Copy out every record below with complete accuracy.

───── Provided records ─────

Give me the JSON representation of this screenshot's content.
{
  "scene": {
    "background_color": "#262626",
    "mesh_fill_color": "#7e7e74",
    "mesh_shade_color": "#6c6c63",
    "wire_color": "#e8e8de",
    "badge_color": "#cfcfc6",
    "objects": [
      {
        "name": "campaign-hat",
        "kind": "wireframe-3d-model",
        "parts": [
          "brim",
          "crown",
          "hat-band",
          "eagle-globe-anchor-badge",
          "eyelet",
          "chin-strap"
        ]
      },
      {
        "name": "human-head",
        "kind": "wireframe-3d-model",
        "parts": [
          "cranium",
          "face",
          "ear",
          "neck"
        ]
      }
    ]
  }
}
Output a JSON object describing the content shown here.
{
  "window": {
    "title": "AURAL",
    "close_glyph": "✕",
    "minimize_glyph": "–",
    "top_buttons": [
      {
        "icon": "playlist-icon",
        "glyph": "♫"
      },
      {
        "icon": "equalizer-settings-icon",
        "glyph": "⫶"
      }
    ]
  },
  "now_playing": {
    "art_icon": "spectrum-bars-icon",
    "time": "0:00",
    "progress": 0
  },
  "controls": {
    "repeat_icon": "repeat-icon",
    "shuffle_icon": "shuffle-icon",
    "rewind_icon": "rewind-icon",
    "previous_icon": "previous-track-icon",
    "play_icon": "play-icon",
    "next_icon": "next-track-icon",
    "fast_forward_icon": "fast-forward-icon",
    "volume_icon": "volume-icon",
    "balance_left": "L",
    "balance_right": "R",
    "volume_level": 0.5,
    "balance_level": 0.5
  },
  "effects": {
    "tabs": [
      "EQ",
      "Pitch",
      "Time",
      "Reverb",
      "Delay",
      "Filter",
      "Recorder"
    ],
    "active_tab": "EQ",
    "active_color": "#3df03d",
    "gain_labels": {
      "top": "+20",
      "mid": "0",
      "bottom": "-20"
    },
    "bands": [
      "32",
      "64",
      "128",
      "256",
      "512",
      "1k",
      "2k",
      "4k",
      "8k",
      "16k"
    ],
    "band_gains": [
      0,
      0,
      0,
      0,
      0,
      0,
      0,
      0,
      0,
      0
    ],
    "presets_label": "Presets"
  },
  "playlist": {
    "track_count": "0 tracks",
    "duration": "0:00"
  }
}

─────

## [The reply]
Give me the JSON representation of this screenshot's content.
{
  "scene": {
    "background_color": "#262626",
    "mesh_fill_color": "#7e7e74",
    "mesh_shade_color": "#6c6c63",
    "wire_color": "#e8e8de",
    "badge_color": "#cfcfc6",
    "objects": [
      {
        "name": "campaign-hat",
        "kind": "wireframe-3d-model",
        "parts": [
          "brim",
          "crown",
          "hat-band",
          "eagle-globe-anchor-badge",
          "eyelet",
          "chin-strap"
        ]
      },
      {
        "name": "human-head",
        "kind": "wireframe-3d-model",
        "parts": [
          "cranium",
          "face",
          "ear",
          "neck"
        ]
      }
    ]
  }
}
Output a JSON object describing the content shown here.
{
  "window": {
    "title": "AURAL",
    "close_glyph": "✕",
    "minimize_glyph": "–",
    "top_buttons": [
      {
        "icon": "playlist-icon",
        "glyph": "♫"
      },
      {
        "icon": "equalizer-settings-icon",
        "glyph": "⫶"
      }
    ]
  },
  "now_playing": {
    "art_icon": "spectrum-bars-icon",
    "time": "0:00",
    "progress": 0
  },
  "controls": {
    "repeat_icon": "repeat-icon",
    "shuffle_icon": "shuffle-icon",
    "rewind_icon": "rewind-icon",
    "previous_icon": "previous-track-icon",
    "play_icon": "play-icon",
    "next_icon": "next-track-icon",
    "fast_forward_icon": "fast-forward-icon",
    "volume_icon": "volume-icon",
    "balance_left": "L",
    "balance_right": "R",
    "volume_level": 0.5,
    "balance_level": 0.5
  },
  "effects": {
    "tabs": [
      "EQ",
      "Pitch",
      "Time",
      "Reverb",
      "Delay",
      "Filter",
      "Recorder"
    ],
    "active_tab": "EQ",
    "active_color": "#3df03d",
    "gain_labels": {
      "top": "+20",
      "mid": "0",
      "bottom": "-20"
    },
    "bands": [
      "32",
      "64",
      "128",
      "256",
      "512",
      "1k",
      "2k",
      "4k",
      "8k",
      "16k"
    ],
    "band_gains": [
      0,
      0,
      0,
      0,
      0,
      0,
      0,
      0,
      0,
      0
    ],
    "presets_label": "Presets"
  },
  "playlist": {
    "track_count": "0 tracks",
    "duration": "0:00"
  }
}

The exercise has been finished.